## Short exercise
Find how many lines of the listing include the string "JSON", and report only that figure.
***
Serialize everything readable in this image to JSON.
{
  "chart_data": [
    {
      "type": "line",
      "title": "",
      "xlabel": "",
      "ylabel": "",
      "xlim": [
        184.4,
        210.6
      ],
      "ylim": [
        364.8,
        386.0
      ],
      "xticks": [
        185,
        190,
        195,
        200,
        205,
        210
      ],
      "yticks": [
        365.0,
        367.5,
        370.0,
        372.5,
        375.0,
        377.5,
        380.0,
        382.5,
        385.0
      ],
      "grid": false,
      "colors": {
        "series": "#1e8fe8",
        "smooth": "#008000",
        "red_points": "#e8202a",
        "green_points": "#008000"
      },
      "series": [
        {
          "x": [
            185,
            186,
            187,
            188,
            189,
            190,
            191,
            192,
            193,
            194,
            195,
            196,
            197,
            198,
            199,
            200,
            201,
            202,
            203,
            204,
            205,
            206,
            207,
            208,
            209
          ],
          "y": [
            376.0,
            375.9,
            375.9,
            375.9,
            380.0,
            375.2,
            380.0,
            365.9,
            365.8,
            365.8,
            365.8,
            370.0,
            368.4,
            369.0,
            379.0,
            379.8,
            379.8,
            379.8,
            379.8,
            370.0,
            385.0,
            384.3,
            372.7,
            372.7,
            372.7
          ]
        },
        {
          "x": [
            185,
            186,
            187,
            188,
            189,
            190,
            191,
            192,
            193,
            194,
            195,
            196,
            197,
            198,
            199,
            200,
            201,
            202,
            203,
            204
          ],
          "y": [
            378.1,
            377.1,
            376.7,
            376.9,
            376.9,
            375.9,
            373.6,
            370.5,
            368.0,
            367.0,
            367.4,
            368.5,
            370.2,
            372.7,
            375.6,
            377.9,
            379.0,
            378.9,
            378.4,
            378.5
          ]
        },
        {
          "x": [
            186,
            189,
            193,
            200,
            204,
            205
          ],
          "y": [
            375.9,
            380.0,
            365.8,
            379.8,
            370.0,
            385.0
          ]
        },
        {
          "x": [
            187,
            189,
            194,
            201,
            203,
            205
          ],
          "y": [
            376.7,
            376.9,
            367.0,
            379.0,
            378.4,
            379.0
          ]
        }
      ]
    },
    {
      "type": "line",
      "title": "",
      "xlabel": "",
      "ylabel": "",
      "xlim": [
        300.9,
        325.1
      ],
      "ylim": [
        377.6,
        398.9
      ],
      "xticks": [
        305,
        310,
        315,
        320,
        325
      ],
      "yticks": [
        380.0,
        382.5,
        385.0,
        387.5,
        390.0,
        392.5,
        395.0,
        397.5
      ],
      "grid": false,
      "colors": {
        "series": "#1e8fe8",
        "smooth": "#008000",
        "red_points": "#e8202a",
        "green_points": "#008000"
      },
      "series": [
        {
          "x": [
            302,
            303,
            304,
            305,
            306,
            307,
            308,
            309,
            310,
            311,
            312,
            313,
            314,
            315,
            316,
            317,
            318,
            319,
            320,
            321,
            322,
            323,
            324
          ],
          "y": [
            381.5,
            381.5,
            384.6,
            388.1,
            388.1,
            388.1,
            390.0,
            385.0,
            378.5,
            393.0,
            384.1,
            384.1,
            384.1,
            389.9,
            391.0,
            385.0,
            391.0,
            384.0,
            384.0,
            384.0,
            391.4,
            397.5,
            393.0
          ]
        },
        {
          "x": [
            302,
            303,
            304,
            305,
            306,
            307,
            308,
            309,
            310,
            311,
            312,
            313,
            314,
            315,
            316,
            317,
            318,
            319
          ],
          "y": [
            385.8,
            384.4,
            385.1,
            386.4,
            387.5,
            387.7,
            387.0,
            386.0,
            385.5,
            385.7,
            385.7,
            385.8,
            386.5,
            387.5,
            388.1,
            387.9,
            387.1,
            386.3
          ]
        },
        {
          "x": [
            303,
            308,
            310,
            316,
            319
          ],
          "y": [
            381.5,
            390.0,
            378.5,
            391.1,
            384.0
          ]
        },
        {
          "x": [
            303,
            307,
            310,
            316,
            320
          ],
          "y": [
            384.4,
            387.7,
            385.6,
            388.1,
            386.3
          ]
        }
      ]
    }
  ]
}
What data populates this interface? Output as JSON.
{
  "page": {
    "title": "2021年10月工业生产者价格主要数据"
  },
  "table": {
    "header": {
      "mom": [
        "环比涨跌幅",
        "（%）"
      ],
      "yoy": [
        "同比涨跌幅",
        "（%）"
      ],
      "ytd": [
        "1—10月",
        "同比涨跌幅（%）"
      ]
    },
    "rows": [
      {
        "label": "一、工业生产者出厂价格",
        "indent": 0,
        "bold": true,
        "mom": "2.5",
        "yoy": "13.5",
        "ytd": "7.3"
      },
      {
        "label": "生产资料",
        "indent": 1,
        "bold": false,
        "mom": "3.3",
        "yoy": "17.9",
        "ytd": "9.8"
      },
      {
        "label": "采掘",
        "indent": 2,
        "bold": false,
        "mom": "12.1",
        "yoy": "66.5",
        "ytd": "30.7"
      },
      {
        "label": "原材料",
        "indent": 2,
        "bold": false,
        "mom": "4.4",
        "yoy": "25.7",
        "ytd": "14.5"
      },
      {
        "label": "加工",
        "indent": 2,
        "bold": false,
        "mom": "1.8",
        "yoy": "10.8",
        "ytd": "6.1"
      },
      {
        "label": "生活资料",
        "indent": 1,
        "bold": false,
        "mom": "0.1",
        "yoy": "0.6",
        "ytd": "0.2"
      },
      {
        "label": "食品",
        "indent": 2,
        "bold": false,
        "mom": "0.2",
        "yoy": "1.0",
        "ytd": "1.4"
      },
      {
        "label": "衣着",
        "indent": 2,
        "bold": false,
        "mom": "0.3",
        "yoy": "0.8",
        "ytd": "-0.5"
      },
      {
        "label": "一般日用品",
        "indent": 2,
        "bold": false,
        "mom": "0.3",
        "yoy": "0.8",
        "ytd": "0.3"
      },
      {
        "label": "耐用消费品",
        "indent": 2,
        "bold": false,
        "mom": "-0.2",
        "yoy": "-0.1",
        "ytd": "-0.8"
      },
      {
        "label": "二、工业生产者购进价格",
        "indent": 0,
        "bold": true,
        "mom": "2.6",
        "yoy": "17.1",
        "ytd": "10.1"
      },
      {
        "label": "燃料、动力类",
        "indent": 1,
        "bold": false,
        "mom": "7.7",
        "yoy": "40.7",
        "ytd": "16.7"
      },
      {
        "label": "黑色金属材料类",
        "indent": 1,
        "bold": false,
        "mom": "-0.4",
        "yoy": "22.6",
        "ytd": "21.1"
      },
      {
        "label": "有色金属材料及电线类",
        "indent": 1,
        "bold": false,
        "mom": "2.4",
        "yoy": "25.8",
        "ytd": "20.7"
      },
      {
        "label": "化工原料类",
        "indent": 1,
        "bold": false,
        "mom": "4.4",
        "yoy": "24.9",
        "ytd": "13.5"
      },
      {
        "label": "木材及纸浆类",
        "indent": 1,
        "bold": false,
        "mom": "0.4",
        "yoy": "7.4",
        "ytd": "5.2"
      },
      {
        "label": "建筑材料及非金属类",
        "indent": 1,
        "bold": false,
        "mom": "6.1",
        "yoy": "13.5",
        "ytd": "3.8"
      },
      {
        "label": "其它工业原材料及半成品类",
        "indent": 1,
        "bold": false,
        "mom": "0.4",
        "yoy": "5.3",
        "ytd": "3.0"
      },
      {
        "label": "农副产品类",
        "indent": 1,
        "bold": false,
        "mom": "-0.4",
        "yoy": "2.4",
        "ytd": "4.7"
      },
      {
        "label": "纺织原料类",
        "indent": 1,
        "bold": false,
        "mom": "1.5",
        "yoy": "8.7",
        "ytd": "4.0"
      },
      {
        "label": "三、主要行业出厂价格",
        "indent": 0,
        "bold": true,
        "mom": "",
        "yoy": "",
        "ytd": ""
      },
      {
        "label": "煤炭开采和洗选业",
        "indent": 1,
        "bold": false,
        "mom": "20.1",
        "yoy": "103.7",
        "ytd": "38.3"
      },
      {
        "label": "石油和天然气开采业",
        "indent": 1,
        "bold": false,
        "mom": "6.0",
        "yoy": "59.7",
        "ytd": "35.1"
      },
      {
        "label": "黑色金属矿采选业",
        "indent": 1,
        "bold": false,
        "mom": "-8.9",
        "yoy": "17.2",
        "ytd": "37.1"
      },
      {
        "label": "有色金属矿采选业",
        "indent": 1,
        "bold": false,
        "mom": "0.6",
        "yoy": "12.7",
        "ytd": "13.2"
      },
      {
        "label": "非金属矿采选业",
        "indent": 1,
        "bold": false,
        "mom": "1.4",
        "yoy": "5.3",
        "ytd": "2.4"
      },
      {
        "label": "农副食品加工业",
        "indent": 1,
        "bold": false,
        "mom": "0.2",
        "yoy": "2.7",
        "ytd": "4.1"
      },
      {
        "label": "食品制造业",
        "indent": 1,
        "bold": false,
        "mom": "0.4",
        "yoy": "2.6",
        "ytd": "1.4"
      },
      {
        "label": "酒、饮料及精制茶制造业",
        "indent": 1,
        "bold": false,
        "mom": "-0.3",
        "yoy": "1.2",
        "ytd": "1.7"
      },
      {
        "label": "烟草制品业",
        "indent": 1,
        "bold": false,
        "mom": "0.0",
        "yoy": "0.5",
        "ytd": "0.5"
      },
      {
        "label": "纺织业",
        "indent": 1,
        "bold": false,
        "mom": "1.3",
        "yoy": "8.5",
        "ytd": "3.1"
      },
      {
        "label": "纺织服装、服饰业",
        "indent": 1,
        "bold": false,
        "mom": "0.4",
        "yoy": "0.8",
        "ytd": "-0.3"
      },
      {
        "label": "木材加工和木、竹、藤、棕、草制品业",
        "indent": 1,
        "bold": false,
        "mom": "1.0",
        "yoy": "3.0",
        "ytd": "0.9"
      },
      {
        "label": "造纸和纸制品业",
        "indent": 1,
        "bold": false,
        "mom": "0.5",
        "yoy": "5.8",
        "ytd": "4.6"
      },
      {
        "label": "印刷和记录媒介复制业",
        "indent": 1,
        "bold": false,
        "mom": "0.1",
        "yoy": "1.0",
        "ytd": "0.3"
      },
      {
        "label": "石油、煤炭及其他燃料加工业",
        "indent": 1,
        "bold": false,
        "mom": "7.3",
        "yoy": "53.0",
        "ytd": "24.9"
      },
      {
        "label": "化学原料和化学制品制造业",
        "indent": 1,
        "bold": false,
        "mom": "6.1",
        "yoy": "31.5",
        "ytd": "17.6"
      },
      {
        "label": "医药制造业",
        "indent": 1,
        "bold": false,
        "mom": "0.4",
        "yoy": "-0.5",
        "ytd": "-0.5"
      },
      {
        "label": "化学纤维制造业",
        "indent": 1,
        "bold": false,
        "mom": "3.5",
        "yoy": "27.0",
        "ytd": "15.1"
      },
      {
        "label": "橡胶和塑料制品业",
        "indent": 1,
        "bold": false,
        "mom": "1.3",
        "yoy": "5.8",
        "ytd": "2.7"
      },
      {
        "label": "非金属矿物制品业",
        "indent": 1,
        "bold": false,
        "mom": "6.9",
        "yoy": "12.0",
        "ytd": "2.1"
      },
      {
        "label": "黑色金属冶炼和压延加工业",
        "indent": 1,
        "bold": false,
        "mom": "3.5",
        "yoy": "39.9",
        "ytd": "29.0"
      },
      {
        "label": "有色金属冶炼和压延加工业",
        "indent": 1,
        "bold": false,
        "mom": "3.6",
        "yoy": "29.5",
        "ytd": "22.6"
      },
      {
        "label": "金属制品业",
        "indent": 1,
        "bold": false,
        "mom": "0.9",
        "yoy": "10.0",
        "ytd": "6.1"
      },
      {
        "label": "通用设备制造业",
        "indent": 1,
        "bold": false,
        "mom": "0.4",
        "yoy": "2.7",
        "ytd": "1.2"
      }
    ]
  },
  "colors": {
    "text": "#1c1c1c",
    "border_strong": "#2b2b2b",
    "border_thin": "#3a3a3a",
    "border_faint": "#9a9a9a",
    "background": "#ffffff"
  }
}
***
## Exercise answer
2